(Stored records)
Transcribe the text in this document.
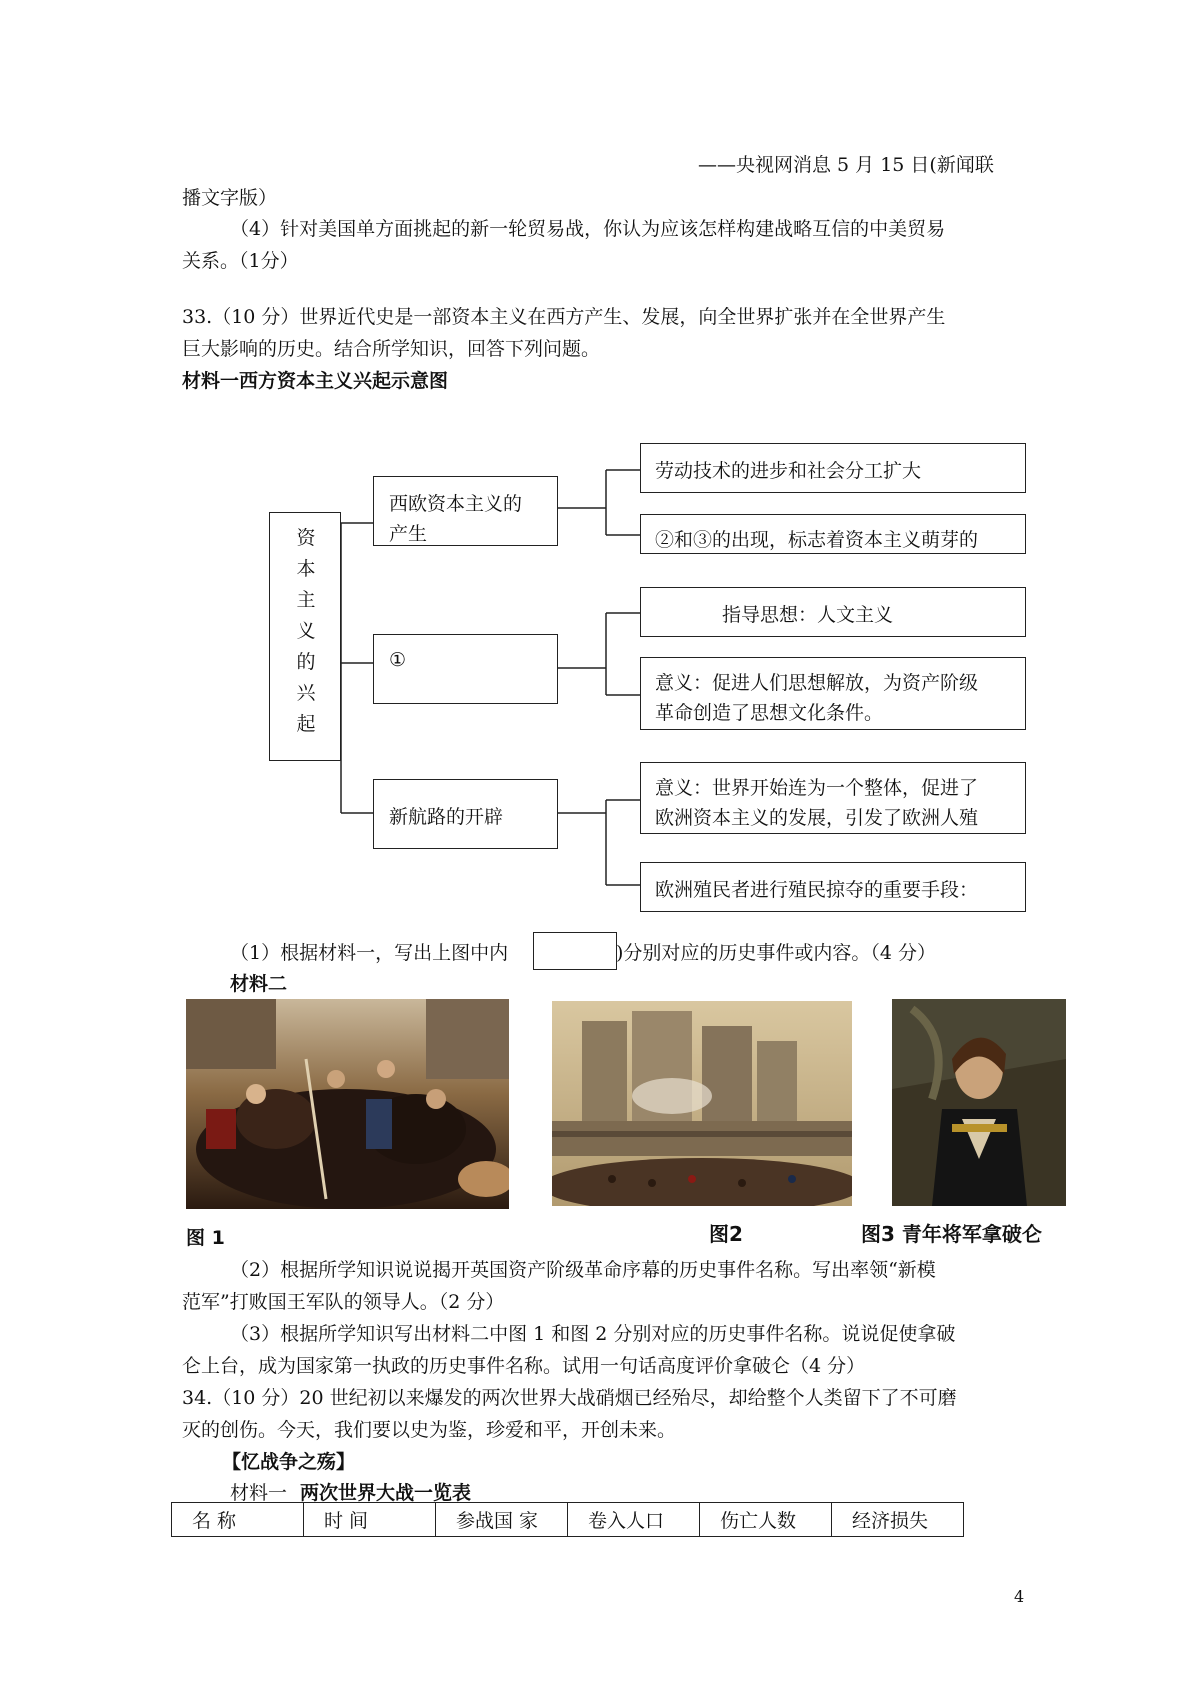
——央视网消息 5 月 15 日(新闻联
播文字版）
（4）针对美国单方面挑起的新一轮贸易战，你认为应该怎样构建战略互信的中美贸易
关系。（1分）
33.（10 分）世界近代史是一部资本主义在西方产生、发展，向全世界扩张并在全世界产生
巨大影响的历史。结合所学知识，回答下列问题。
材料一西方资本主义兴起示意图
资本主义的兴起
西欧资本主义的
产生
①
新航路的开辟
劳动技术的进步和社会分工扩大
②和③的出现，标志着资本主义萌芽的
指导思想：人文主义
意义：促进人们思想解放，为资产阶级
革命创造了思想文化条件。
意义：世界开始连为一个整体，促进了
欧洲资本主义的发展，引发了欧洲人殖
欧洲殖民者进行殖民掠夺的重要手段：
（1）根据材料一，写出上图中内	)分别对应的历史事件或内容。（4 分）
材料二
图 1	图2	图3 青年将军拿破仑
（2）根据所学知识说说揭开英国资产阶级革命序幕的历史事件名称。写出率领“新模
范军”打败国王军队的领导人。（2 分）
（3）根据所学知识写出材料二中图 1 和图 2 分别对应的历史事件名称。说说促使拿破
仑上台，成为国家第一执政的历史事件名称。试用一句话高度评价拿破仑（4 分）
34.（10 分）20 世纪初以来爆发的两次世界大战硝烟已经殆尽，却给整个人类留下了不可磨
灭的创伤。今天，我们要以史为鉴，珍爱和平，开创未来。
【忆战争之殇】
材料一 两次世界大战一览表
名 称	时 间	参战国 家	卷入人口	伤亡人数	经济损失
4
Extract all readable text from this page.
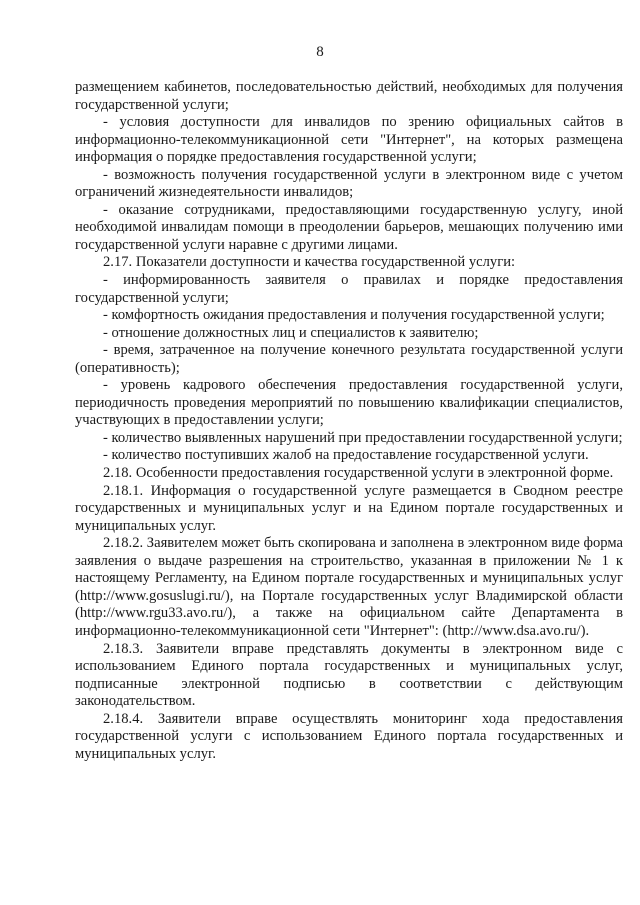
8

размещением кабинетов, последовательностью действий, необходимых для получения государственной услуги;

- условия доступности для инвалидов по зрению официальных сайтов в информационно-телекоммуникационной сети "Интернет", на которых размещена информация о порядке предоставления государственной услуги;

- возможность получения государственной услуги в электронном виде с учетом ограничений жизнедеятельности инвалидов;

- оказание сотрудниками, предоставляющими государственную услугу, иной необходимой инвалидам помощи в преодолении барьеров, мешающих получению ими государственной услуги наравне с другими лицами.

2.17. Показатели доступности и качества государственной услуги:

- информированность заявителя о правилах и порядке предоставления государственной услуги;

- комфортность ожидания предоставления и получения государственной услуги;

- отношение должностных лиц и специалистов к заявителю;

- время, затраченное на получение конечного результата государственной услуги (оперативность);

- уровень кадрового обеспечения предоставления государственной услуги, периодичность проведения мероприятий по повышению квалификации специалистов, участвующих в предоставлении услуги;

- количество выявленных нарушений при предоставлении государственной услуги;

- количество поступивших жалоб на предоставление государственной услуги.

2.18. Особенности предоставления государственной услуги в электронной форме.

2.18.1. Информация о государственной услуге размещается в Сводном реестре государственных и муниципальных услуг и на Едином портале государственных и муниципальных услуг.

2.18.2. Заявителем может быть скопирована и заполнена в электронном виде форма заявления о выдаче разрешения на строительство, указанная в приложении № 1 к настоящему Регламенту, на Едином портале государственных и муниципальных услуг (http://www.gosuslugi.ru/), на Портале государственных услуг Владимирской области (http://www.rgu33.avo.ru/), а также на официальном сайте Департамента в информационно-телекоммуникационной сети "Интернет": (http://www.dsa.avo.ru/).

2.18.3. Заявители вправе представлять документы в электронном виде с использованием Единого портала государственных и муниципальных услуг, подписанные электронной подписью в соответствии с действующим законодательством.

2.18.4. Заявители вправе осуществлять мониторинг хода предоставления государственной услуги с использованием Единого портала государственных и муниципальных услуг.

---

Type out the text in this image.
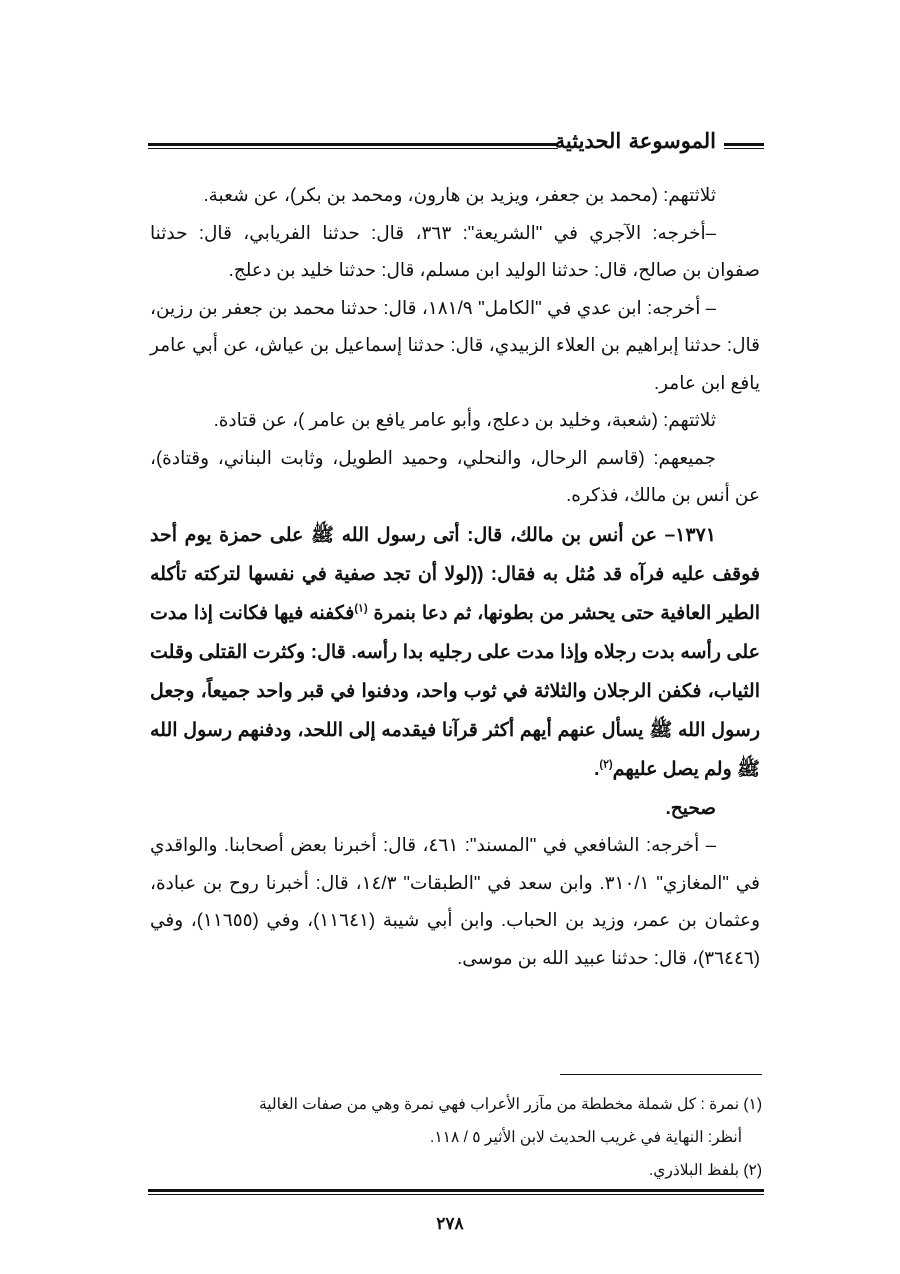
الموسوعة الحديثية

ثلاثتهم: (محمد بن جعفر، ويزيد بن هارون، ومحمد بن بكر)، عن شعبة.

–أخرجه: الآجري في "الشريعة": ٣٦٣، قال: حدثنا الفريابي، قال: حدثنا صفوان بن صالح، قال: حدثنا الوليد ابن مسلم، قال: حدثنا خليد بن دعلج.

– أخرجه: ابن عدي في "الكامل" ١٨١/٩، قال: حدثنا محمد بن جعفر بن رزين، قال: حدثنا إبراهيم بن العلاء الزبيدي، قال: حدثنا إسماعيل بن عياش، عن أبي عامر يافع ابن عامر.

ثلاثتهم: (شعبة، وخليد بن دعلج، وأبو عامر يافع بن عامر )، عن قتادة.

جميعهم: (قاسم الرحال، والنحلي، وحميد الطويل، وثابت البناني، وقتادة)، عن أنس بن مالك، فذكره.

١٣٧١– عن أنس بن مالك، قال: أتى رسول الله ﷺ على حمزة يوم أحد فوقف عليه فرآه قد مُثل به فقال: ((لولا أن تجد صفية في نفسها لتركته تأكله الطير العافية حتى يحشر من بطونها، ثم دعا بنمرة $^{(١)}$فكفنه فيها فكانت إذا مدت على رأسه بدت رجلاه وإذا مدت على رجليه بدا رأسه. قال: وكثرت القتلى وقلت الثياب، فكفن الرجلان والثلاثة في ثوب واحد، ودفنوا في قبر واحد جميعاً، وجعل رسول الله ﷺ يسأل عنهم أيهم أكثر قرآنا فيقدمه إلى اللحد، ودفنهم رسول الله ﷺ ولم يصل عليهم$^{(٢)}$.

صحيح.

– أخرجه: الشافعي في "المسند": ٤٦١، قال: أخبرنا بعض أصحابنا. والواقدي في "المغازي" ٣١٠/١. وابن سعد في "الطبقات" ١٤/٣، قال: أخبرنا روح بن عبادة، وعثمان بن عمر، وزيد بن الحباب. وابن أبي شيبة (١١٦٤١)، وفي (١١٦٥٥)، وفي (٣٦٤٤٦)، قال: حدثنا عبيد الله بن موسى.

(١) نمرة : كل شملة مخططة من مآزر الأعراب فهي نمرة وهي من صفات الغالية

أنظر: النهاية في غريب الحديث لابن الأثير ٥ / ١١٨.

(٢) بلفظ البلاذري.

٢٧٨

TASK STATEMENT:
Select and copy every line of the material that holds the string "предоставлении".

EXPECTED OUTPUT:
- уровень кадрового обеспечения предоставления государственной услуги, периодичность проведения мероприятий по повышению квалификации специалистов, участвующих в предоставлении услуги;
- количество выявленных нарушений при предоставлении государственной услуги;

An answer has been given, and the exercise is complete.